START Exercise text

Candidiasis, more commonly known as a yeast infection or thrush, is caused by the fungus Candida and is not just limited to the vagina. Thrush can also affect the penis, anus and rectum, oral cavity, and elsewhere in the human body. In fact, oral thrush is one of the most common of all fungal infections affecting the membranes or skin inside the mouth.
Thrush is not uncommon among sexually active gay men, and immunocompromised patients like people living with HIV are particularly susceptible to thrush, including oral thrush. The British Journal of Medicine reported that Candida albicans (C. albicans) is the cause of roughly 80 percent of oral infections, and 90 to 95 percent of folks living with HIV suffer from particularly high colonization rates of C. albicans.
There are multiple variants of oral thrush, but the most common are pseudomembranous, erythematous, and chronic hyperplastic candidiasis.
Pseudomembranous thrush is common in chronically ill patients and infants, but also impacts all age groups. Individuals with this form of oral thrush develop plaques on the surface of their tongue and the buccal mucosa (the skin of the cheeks and lips inside the mouth). These plaques look like small curds and are masses of fungal strands, dead skin and tissue cells, and bacteria among others. When wiped away, the plaques leave a sore, reddened area.
Erythematous candidiasis is more commonly known as antibiotic sore mouth and afflicts patients who use broad-spectrum antibiotics or corticosteroids. Patients will suffer painful red lesions on the tongue, which are sometimes called kissing lesions when they appear on the palate after coming in contact with an infected tongue.

END Exercise text
START Data supplied

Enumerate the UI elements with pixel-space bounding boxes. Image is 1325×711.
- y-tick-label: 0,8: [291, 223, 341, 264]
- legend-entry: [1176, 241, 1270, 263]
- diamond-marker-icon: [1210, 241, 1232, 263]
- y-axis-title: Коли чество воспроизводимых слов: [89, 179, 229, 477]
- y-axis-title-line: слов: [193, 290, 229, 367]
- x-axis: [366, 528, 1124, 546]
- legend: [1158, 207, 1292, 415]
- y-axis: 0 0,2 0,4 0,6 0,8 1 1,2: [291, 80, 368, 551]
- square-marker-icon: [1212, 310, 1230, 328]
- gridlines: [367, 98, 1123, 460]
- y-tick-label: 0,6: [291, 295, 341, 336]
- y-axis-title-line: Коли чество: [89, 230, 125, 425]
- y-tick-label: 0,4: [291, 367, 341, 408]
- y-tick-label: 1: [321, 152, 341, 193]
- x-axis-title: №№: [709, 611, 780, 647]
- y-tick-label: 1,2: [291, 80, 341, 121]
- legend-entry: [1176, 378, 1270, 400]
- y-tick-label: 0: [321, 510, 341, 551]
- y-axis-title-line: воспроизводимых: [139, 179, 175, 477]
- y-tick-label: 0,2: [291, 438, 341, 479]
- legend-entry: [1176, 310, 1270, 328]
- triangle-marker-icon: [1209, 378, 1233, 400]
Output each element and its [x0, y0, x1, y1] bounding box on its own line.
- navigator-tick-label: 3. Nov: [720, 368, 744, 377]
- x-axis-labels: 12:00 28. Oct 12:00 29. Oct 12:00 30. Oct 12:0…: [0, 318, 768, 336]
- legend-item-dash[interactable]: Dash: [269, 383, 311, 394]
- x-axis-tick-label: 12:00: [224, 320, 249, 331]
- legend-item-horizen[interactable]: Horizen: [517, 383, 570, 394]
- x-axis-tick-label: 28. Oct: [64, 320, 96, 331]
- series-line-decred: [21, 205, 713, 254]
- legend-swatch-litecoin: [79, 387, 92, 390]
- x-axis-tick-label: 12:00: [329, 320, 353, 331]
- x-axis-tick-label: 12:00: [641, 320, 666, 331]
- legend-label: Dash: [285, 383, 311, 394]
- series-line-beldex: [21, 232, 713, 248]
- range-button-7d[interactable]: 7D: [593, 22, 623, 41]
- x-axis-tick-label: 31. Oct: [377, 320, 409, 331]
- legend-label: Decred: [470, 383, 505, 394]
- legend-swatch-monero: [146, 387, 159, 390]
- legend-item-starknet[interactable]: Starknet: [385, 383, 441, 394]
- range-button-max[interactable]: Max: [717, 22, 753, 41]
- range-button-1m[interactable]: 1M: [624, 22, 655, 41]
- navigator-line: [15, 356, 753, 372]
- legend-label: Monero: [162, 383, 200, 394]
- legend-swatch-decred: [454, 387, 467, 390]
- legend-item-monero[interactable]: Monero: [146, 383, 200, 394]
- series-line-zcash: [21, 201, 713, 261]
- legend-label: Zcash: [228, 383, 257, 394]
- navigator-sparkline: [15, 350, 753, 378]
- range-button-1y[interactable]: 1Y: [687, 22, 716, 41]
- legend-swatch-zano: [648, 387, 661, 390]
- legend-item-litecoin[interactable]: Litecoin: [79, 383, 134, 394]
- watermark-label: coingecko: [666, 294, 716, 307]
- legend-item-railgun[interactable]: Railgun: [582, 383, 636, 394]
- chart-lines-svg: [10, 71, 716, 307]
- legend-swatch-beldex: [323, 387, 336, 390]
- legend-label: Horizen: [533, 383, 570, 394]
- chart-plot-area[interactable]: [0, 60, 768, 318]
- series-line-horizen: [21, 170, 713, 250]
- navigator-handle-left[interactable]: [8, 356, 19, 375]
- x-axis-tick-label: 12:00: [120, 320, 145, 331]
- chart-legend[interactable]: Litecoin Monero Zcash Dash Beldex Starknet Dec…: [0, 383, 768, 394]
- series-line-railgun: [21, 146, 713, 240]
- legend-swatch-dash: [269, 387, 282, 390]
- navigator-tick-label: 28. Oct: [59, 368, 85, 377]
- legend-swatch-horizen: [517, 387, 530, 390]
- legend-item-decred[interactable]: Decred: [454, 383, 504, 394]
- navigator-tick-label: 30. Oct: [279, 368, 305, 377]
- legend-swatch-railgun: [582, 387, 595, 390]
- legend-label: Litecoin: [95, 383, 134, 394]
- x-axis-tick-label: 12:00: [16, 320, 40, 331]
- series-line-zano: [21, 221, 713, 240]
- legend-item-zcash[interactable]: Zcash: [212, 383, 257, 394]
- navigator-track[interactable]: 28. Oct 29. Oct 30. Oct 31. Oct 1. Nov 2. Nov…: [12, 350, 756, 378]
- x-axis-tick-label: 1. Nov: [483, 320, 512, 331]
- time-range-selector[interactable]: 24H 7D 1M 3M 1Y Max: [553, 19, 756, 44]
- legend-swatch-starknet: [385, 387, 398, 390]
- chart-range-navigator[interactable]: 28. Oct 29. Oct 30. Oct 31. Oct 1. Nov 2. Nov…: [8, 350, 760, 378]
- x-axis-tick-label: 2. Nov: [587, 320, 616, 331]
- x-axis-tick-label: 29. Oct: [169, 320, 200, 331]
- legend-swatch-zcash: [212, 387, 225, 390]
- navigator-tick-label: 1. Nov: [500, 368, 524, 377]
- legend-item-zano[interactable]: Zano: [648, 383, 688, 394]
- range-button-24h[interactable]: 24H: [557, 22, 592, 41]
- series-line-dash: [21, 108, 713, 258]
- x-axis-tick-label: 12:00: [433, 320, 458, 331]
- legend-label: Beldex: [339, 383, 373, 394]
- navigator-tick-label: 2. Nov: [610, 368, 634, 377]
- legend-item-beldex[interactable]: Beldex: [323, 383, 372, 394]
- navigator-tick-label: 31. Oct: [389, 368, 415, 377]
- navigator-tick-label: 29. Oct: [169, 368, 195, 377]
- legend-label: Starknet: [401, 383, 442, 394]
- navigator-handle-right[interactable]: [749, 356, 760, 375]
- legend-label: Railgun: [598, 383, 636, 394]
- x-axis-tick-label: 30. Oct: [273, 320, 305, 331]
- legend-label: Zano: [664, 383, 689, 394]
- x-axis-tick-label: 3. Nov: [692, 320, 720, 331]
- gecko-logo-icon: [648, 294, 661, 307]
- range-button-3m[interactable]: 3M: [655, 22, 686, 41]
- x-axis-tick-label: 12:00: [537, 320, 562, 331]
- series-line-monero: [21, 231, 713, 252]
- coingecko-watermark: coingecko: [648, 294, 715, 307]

END Data supplied

● Action item
Set down the passage of the oral thrush text exactly, starting at "Thrush is not" and ending at "of C. albicans.".

● Solved exercise
Thrush is not uncommon among sexually active gay men, and immunocompromised patients like people living with HIV are particularly susceptible to thrush, including oral thrush. The British Journal of Medicine reported that Candida albicans (C. albicans) is the cause of roughly 80 percent of oral infections, and 90 to 95 percent of folks living with HIV suffer from particularly high colonization rates of C. albicans.